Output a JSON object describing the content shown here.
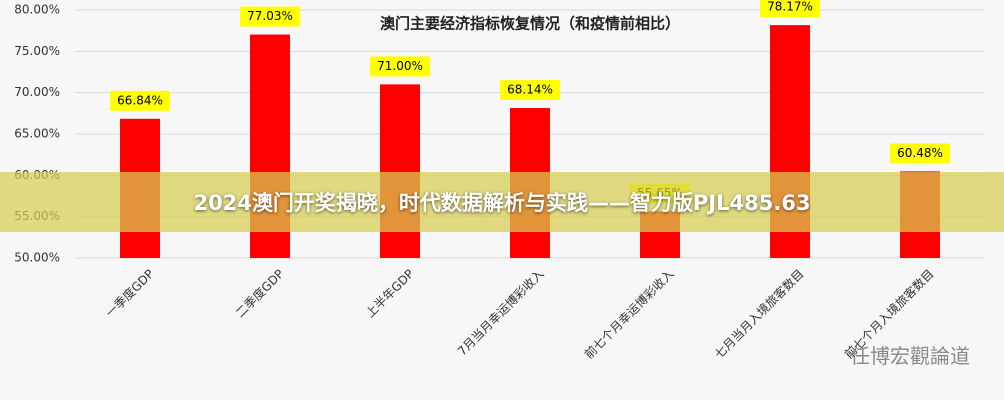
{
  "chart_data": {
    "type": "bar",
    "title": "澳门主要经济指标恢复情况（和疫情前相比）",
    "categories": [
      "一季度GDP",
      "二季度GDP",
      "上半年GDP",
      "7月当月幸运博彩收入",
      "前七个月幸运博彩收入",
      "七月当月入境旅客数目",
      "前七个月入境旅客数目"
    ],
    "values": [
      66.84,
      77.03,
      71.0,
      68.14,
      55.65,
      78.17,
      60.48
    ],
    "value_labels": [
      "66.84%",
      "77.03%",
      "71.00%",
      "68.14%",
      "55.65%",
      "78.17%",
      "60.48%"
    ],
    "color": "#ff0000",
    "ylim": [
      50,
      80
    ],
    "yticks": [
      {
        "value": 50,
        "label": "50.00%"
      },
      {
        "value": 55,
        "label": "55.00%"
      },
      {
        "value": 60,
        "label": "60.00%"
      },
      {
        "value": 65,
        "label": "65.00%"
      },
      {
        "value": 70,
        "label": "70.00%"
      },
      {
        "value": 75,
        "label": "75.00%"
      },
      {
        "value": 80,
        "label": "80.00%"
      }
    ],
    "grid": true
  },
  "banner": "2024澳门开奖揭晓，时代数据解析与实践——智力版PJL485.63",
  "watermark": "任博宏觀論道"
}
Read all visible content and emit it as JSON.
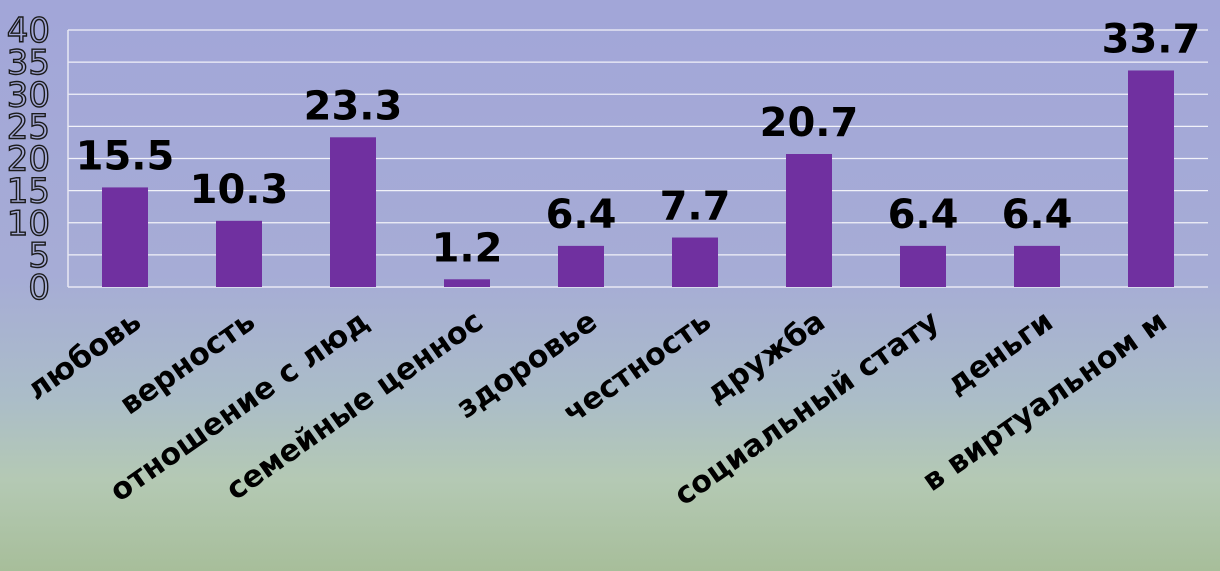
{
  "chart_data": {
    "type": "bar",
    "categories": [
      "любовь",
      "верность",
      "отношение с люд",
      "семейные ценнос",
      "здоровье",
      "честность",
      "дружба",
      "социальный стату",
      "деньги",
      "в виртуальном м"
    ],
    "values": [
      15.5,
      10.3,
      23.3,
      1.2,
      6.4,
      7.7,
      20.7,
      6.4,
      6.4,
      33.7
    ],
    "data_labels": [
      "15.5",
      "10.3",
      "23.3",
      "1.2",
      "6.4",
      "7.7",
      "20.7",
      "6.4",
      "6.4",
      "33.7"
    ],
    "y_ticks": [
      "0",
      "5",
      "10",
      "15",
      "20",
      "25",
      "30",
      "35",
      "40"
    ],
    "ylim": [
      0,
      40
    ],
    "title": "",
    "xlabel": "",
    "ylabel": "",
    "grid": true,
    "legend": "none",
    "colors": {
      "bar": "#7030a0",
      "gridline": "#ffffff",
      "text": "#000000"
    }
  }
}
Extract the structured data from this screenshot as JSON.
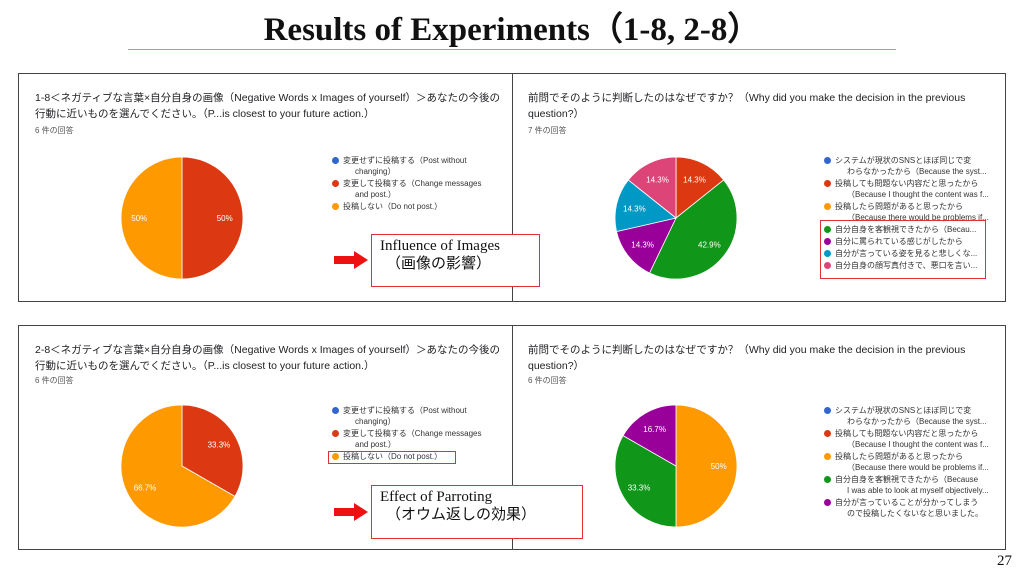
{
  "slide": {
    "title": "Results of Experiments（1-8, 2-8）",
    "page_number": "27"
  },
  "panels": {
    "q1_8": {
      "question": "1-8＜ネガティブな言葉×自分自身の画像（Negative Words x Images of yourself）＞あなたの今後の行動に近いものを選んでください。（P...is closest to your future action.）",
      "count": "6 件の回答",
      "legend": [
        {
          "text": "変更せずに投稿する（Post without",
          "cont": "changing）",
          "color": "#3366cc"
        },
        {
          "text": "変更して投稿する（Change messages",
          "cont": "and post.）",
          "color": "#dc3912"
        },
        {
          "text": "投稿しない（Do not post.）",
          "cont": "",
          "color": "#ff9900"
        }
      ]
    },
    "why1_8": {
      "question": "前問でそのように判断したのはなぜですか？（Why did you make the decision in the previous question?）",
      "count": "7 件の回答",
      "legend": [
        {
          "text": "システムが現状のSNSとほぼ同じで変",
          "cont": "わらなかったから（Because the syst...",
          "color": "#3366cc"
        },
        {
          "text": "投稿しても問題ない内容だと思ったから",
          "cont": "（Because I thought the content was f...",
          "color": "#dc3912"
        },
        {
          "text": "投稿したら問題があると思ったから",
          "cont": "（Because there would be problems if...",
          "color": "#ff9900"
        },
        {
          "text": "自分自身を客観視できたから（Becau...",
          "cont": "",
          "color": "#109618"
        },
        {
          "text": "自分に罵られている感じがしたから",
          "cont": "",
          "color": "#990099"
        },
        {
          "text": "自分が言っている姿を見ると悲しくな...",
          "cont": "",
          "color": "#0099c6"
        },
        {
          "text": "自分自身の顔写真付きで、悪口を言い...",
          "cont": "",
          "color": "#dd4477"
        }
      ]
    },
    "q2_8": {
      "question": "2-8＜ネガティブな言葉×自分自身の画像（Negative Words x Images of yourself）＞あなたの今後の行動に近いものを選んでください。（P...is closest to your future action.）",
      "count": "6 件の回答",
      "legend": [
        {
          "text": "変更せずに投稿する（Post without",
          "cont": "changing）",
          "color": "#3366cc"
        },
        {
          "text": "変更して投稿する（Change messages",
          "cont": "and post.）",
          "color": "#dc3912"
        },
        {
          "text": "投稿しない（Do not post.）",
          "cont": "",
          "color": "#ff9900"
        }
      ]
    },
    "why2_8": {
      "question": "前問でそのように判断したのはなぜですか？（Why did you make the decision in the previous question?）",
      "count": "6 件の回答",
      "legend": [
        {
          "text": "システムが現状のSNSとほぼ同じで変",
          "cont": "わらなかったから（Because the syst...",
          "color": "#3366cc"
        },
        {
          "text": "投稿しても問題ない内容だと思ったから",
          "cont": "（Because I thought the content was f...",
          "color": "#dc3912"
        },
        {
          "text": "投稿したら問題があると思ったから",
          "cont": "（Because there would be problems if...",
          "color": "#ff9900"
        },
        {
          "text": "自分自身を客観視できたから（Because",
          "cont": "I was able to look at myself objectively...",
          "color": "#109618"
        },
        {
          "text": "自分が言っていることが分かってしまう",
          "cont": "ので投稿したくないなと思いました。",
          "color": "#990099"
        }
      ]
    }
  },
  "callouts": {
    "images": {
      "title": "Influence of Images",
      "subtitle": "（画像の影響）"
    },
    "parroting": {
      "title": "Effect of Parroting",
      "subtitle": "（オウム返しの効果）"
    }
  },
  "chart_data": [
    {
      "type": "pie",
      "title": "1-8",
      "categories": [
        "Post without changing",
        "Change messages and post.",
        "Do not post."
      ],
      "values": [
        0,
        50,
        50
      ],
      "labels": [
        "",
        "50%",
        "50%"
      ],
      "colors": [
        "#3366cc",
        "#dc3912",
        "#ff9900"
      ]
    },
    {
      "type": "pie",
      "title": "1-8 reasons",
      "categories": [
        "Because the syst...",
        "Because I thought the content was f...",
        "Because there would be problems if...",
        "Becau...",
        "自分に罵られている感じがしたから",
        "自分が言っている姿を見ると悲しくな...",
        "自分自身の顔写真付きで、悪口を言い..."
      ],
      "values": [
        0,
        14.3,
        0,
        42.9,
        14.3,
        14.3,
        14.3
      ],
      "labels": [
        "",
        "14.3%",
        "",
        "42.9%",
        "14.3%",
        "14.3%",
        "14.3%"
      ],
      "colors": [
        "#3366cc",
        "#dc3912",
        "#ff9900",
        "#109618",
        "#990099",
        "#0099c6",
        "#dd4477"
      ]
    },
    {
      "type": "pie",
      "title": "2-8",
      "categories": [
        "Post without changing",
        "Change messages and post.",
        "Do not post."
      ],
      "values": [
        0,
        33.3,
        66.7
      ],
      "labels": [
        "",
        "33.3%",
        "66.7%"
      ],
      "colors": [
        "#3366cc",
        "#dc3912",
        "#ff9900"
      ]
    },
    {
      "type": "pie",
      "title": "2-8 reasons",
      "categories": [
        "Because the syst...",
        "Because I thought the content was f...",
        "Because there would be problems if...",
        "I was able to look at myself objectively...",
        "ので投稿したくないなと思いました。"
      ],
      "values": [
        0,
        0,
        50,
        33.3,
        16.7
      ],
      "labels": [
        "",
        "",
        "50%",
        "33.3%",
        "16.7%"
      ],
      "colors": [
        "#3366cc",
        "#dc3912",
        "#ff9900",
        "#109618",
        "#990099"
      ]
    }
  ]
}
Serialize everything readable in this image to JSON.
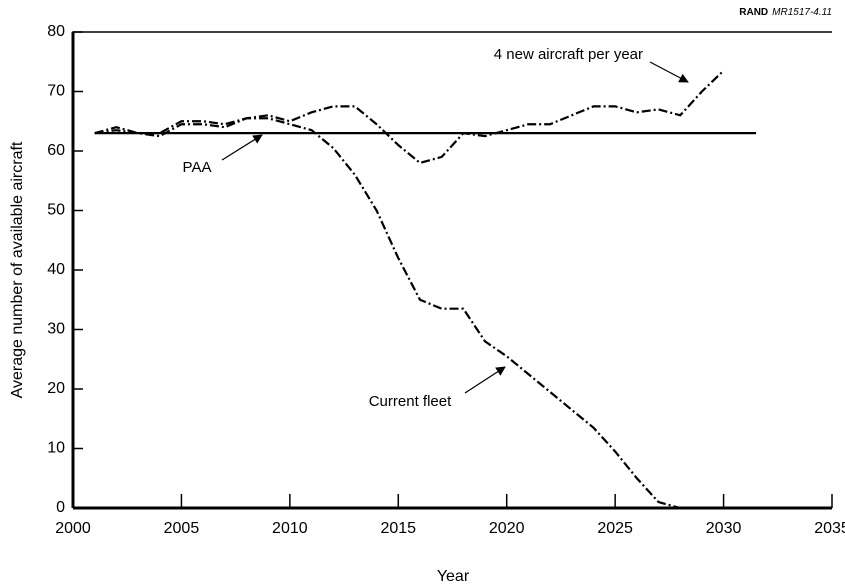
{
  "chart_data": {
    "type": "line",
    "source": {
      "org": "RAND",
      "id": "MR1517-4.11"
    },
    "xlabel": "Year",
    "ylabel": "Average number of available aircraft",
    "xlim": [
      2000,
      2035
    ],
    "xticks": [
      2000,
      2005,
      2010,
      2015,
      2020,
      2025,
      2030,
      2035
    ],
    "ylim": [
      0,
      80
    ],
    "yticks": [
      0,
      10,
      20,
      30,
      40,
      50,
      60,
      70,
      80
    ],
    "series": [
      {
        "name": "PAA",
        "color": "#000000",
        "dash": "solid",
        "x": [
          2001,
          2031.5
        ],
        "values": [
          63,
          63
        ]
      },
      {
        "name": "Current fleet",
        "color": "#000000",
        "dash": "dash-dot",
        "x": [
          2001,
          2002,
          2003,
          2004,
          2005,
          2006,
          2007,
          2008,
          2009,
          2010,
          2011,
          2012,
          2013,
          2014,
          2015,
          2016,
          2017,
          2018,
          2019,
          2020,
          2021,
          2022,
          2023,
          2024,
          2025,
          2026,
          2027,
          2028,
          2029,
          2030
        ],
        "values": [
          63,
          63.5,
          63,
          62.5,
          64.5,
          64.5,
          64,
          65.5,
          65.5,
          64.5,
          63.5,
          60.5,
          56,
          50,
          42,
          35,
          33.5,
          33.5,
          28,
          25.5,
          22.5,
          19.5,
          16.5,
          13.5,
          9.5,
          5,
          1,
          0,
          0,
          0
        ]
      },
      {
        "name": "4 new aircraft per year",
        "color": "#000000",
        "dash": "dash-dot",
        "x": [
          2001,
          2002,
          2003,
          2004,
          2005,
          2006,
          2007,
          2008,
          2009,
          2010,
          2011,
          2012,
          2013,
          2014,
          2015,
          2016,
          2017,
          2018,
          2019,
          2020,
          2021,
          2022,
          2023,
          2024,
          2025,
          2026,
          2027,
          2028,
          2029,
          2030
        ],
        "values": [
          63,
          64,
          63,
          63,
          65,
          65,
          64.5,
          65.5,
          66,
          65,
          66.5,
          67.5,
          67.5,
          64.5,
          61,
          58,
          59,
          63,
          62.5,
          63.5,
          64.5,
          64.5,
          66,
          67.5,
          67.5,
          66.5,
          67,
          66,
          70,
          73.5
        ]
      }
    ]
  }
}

__Goal of the exercise__
Examine the entries and report how many of their lines contain the string "Negative", giving no more than the number.

__Response to the exercise__
2